(Stored records)
---------------

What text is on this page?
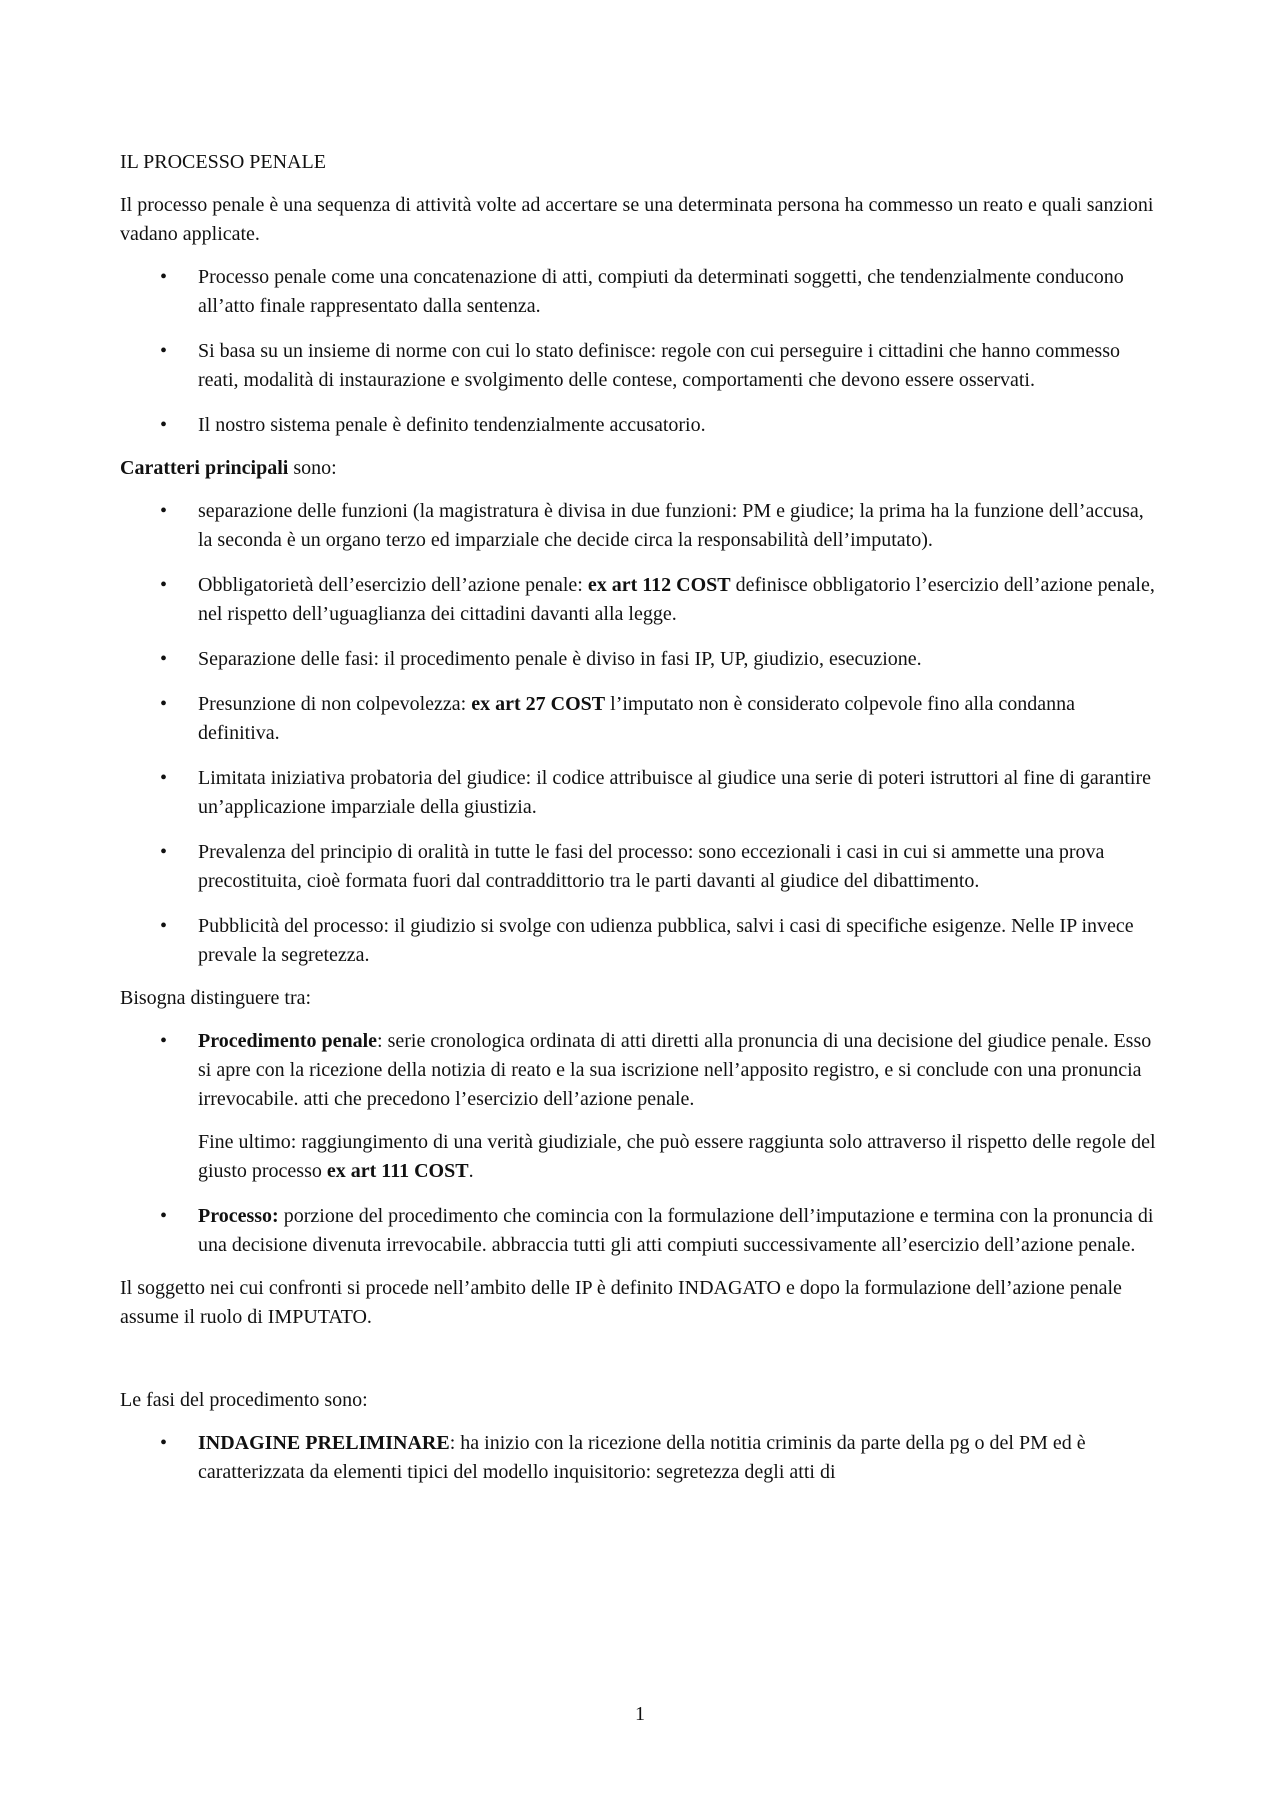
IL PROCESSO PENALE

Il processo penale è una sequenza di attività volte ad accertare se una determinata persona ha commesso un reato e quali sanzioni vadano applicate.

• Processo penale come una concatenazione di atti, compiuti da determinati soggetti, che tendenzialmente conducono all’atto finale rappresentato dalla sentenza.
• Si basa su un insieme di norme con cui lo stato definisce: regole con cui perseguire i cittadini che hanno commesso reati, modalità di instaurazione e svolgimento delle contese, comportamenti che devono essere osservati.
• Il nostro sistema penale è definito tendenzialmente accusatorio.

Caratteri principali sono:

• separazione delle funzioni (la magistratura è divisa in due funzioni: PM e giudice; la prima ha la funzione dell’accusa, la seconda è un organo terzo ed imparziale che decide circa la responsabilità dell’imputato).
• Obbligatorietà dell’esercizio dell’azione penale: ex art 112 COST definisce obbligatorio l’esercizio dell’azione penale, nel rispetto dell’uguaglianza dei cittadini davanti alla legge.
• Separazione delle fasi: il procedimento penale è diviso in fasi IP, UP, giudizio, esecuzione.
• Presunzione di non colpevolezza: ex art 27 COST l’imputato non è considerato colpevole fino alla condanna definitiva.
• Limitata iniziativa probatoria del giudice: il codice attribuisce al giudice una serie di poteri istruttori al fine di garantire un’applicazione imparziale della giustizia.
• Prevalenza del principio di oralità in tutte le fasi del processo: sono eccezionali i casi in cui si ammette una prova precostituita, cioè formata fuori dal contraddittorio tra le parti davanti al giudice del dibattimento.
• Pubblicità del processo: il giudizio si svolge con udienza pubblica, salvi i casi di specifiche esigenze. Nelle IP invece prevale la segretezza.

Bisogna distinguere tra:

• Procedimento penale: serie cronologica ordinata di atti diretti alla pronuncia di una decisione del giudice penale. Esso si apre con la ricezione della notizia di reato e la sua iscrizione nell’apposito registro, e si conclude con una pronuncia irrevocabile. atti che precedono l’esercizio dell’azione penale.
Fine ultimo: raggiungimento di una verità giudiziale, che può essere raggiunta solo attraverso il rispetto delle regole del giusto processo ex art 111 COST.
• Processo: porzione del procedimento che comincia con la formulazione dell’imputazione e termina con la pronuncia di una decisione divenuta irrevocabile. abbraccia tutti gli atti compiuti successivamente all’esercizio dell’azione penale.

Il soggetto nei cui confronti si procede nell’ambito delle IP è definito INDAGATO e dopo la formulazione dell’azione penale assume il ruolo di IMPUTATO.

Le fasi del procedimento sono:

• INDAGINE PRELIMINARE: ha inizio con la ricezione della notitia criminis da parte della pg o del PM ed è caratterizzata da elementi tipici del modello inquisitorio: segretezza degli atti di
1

---------------

In the records above, locate every line with the string "esercizio" and copy it.

• Obbligatorietà dell’esercizio dell’azione penale: ex art 112 COST definisce obbligatorio l’esercizio dell’azione penale, nel rispetto dell’uguaglianza dei cittadini davanti alla legge.
• Procedimento penale: serie cronologica ordinata di atti diretti alla pronuncia di una decisione del giudice penale. Esso si apre con la ricezione della notizia di reato e la sua iscrizione nell’apposito registro, e si conclude con una pronuncia irrevocabile. atti che precedono l’esercizio dell’azione penale.
• Processo: porzione del procedimento che comincia con la formulazione dell’imputazione e termina con la pronuncia di una decisione divenuta irrevocabile. abbraccia tutti gli atti compiuti successivamente all’esercizio dell’azione penale.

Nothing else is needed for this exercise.